▸ GIVEN EXERCISE:
Would you quote every entry exactly, dropping only the pictures?

Extracted records:
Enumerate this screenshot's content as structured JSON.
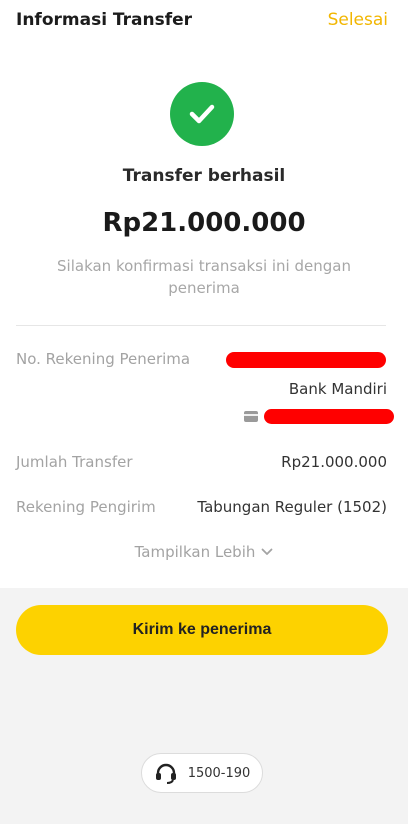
{
  "header": {
    "title": "Informasi Transfer",
    "done_label": "Selesai"
  },
  "status": {
    "icon": "check-icon",
    "color": "#22b24c",
    "text": "Transfer berhasil"
  },
  "amount": "Rp21.000.000",
  "note": "Silakan konfirmasi transaksi ini dengan penerima",
  "details": {
    "recipient_account_label": "No. Rekening Penerima",
    "recipient_bank": "Bank Mandiri",
    "transfer_amount_label": "Jumlah Transfer",
    "transfer_amount_value": "Rp21.000.000",
    "sender_account_label": "Rekening Pengirim",
    "sender_account_value": "Tabungan Reguler (1502)"
  },
  "show_more_label": "Tampilkan Lebih",
  "send_button_label": "Kirim ke penerima",
  "support": {
    "icon": "headset-icon",
    "phone": "1500-190"
  },
  "colors": {
    "accent": "#fdd200",
    "done_link": "#f2b600",
    "redaction": "#ff0000"
  }
}
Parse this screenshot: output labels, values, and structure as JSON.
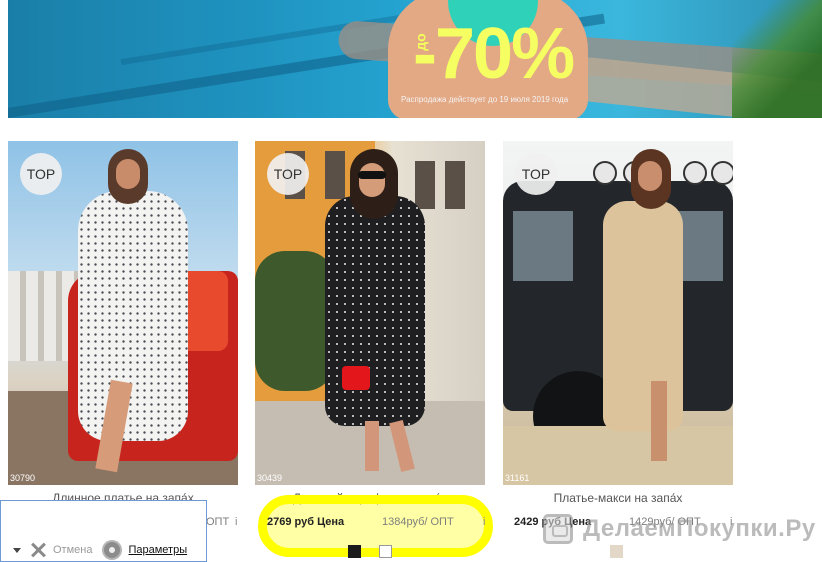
{
  "banner": {
    "promo_prefix": "до",
    "promo_discount": "-70%",
    "promo_note": "Распродажа действует до 19 июля 2019 года"
  },
  "products": [
    {
      "badge": "TOP",
      "article": "30790",
      "title": "Длинное платье на запа́х",
      "price": "",
      "opt_price": "ОПТ",
      "info": "i",
      "swatch_colors": []
    },
    {
      "badge": "TOP",
      "article": "30439",
      "title": "Длинный сарафан на запа́х",
      "price": "2769 руб Цена",
      "opt_price": "1384руб/ ОПТ",
      "info": "i",
      "swatch_colors": [
        "#1c1c1c",
        "#ffffff"
      ]
    },
    {
      "badge": "TOP",
      "article": "31161",
      "title": "Платье-макси на запа́х",
      "price": "2429 руб Цена",
      "opt_price": "1429руб/ ОПТ",
      "info": "i",
      "swatch_colors": [
        "#e3d7c7"
      ]
    }
  ],
  "popup": {
    "cancel_label": "Отмена",
    "params_label": "Параметры"
  },
  "watermark": {
    "text": "ДелаемПокупки.Ру"
  },
  "colors": {
    "highlight": "#ffff00",
    "promo_text": "#f6ff62",
    "popup_border": "#6d9ad4"
  }
}
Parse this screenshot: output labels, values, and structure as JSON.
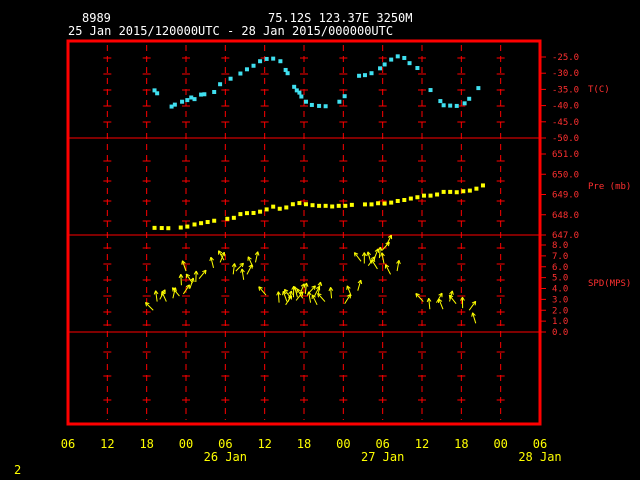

▸ OUTPUT FOR THIS TASK:
Enumerate this screenshot's content as structured JSON.
{
  "header": {
    "title": "Informasi Transfer",
    "done_label": "Selesai"
  },
  "status": {
    "icon": "check-icon",
    "color": "#22b24c",
    "text": "Transfer berhasil"
  },
  "amount": "Rp21.000.000",
  "note": "Silakan konfirmasi transaksi ini dengan penerima",
  "details": {
    "recipient_account_label": "No. Rekening Penerima",
    "recipient_bank": "Bank Mandiri",
    "transfer_amount_label": "Jumlah Transfer",
    "transfer_amount_value": "Rp21.000.000",
    "sender_account_label": "Rekening Pengirim",
    "sender_account_value": "Tabungan Reguler (1502)"
  },
  "show_more_label": "Tampilkan Lebih",
  "send_button_label": "Kirim ke penerima",
  "support": {
    "icon": "headset-icon",
    "phone": "1500-190"
  },
  "colors": {
    "accent": "#fdd200",
    "done_link": "#f2b600",
    "redaction": "#ff0000"
  }
}
Parse this screenshot: output labels, values, and structure as JSON.
{
  "banner": {
    "promo_prefix": "до",
    "promo_discount": "-70%",
    "promo_note": "Распродажа действует до 19 июля 2019 года"
  },
  "products": [
    {
      "badge": "TOP",
      "article": "30790",
      "title": "Длинное платье на запа́х",
      "price": "",
      "opt_price": "ОПТ",
      "info": "i",
      "swatch_colors": []
    },
    {
      "badge": "TOP",
      "article": "30439",
      "title": "Длинный сарафан на запа́х",
      "price": "2769 руб Цена",
      "opt_price": "1384руб/ ОПТ",
      "info": "i",
      "swatch_colors": [
        "#1c1c1c",
        "#ffffff"
      ]
    },
    {
      "badge": "TOP",
      "article": "31161",
      "title": "Платье-макси на запа́х",
      "price": "2429 руб Цена",
      "opt_price": "1429руб/ ОПТ",
      "info": "i",
      "swatch_colors": [
        "#e3d7c7"
      ]
    }
  ],
  "popup": {
    "cancel_label": "Отмена",
    "params_label": "Параметры"
  },
  "watermark": {
    "text": "ДелаемПокупки.Ру"
  },
  "colors": {
    "highlight": "#ffff00",
    "promo_text": "#f6ff62",
    "popup_border": "#6d9ad4"
  }
}
Parse this screenshot: output labels, values, and structure as JSON.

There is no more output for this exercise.